In the entries below, identify every line with the string "REEL" and copy it.

Data:
#####
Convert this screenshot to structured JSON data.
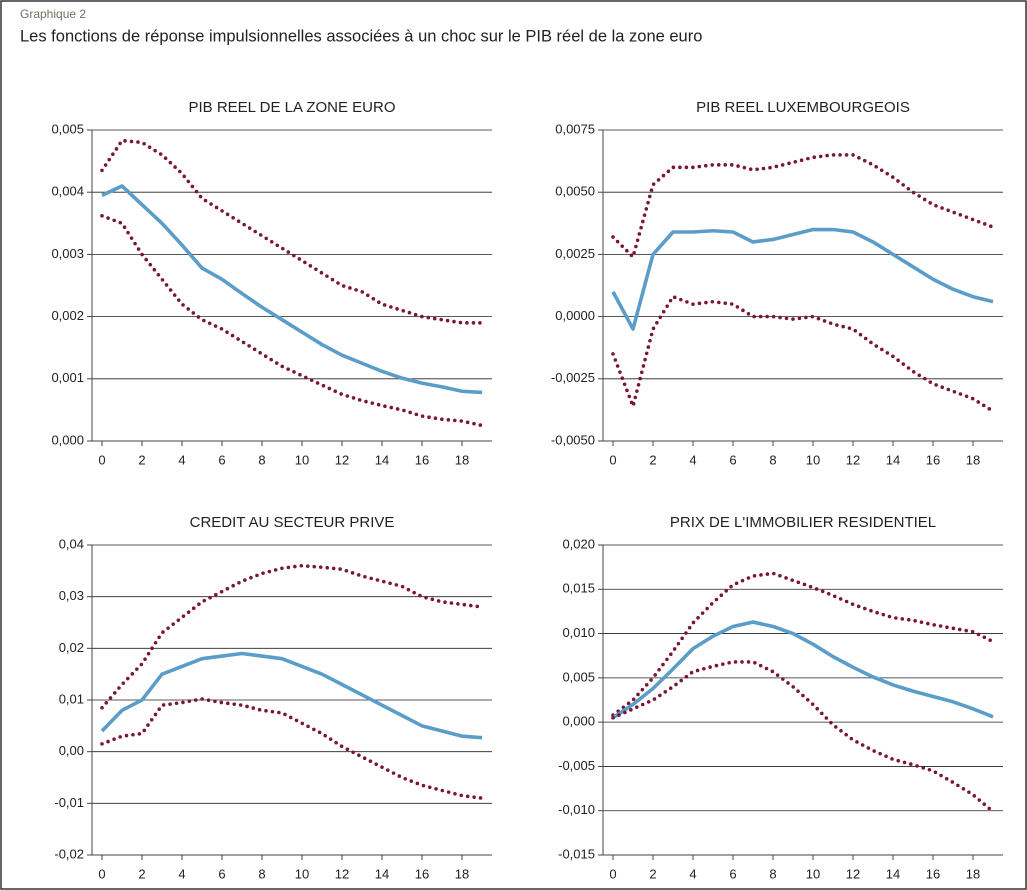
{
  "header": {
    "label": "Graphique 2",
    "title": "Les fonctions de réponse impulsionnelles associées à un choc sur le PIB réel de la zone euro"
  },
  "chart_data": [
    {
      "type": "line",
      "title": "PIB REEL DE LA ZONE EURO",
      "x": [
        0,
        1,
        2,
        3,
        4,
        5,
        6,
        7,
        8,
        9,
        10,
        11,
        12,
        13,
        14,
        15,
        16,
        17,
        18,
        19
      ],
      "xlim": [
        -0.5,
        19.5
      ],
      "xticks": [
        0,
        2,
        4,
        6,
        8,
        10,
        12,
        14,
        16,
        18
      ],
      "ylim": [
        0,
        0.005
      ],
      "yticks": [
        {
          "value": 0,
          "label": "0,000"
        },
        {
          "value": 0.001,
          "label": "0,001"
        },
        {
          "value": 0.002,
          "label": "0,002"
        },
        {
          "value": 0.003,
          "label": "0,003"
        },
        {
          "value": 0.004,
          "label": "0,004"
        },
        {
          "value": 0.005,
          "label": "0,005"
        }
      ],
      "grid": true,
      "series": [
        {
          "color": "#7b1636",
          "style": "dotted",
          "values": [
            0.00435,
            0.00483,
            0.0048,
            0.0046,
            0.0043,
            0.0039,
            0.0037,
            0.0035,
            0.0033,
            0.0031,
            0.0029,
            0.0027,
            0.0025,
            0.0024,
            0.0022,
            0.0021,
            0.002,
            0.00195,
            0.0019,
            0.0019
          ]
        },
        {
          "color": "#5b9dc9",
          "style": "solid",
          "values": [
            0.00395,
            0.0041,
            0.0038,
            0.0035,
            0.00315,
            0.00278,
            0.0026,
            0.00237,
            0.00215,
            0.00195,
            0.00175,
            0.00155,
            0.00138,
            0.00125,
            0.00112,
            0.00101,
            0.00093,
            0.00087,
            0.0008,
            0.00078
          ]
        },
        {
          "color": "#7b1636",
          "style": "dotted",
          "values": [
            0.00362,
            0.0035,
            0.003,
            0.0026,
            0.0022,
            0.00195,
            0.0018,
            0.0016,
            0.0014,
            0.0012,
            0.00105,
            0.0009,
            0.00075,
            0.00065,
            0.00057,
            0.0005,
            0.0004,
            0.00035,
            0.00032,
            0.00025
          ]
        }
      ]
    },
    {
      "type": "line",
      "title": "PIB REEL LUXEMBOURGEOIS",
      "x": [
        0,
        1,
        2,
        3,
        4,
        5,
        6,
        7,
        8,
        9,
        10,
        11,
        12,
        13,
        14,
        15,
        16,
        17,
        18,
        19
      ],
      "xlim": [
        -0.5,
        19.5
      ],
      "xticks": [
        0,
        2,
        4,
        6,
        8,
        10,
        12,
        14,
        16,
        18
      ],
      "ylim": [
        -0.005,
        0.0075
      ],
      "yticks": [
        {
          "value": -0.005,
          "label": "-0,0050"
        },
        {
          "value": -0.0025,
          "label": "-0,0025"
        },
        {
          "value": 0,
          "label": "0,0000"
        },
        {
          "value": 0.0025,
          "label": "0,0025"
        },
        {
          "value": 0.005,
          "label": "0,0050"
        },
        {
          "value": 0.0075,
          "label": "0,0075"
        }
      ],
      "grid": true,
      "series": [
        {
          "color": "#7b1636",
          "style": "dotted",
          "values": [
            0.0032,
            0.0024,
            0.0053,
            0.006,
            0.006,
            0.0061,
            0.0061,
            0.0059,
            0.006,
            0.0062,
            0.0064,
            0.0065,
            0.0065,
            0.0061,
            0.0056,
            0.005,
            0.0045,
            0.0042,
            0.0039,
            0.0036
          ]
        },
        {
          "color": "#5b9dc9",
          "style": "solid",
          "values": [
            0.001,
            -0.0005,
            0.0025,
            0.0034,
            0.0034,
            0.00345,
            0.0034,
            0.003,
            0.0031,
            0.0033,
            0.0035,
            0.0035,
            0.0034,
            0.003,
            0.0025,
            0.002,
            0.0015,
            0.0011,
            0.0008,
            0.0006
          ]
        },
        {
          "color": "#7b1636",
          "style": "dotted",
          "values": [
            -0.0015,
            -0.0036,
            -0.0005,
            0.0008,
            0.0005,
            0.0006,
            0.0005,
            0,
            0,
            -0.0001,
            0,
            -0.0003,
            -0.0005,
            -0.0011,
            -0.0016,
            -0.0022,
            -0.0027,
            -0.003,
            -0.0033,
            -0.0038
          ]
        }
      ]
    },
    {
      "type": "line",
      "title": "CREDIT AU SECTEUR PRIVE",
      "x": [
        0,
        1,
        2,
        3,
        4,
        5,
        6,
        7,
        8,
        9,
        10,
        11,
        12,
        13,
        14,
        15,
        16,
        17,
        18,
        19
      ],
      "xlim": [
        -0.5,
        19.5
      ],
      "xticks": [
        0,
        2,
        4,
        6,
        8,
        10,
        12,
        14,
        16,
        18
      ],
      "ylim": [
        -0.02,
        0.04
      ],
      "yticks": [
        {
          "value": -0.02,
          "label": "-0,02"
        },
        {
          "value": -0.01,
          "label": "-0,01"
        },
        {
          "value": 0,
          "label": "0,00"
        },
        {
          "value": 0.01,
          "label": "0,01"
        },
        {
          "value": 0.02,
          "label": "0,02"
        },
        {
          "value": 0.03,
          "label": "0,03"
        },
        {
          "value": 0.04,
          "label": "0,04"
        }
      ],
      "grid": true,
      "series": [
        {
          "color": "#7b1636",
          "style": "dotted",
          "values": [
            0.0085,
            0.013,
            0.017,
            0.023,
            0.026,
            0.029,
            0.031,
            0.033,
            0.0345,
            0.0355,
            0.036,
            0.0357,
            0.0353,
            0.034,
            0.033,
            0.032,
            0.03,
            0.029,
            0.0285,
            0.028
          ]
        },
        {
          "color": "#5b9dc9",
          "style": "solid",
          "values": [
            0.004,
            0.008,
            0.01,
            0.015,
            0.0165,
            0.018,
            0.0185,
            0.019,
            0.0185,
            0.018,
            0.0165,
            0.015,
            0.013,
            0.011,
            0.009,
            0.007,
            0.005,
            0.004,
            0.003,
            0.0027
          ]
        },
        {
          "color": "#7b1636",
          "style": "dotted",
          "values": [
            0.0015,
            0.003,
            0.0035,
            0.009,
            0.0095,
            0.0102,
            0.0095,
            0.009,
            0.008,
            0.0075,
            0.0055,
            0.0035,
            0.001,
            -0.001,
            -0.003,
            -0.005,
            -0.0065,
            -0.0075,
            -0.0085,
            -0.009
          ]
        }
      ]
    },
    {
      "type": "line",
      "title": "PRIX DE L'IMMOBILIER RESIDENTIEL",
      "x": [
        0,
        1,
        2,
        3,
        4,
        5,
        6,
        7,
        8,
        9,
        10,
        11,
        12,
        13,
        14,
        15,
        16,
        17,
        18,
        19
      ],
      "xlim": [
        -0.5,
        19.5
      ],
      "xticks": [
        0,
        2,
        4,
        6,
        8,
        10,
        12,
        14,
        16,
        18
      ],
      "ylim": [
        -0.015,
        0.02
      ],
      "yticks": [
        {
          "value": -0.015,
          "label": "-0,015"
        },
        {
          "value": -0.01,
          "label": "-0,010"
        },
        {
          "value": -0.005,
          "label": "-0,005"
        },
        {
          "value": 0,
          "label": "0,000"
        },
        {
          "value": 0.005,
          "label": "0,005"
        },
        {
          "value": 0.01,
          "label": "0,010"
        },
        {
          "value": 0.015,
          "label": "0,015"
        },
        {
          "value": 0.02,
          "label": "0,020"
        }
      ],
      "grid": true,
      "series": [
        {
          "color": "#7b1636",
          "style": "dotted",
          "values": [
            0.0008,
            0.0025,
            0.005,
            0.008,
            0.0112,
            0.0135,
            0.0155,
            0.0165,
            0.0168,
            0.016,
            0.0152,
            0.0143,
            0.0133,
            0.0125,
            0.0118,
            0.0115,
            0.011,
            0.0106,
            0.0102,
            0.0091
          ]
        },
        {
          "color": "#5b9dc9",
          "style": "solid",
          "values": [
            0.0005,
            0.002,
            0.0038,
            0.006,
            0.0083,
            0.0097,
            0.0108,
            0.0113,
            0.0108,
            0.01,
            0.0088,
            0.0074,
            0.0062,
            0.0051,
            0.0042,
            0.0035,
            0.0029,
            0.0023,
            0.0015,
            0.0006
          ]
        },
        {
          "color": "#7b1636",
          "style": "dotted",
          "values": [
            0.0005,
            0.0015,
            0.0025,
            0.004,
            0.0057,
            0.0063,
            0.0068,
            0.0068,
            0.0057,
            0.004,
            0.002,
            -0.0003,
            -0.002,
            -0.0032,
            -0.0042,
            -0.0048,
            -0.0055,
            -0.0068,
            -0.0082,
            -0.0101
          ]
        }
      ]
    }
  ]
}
#####
Response to the exercise:
      "title": "PIB REEL DE LA ZONE EURO",
      "title": "PIB REEL LUXEMBOURGEOIS",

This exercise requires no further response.